[A block of data]
.....

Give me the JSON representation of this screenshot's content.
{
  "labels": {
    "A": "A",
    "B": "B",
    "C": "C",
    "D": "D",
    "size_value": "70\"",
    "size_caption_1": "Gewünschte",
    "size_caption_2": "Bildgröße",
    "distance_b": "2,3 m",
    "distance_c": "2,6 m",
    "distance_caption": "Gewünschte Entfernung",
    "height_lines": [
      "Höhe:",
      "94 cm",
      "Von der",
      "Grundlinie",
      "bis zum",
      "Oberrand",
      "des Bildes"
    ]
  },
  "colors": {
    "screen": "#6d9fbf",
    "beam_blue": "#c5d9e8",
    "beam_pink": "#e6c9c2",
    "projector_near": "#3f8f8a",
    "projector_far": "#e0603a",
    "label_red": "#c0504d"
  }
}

.....

#### TASK PROMPT:
Check each line of the records for "Gewünschte" and copy the ones that contain it.

#### RESULT:
    "size_caption_1": "Gewünschte",
    "distance_caption": "Gewünschte Entfernung",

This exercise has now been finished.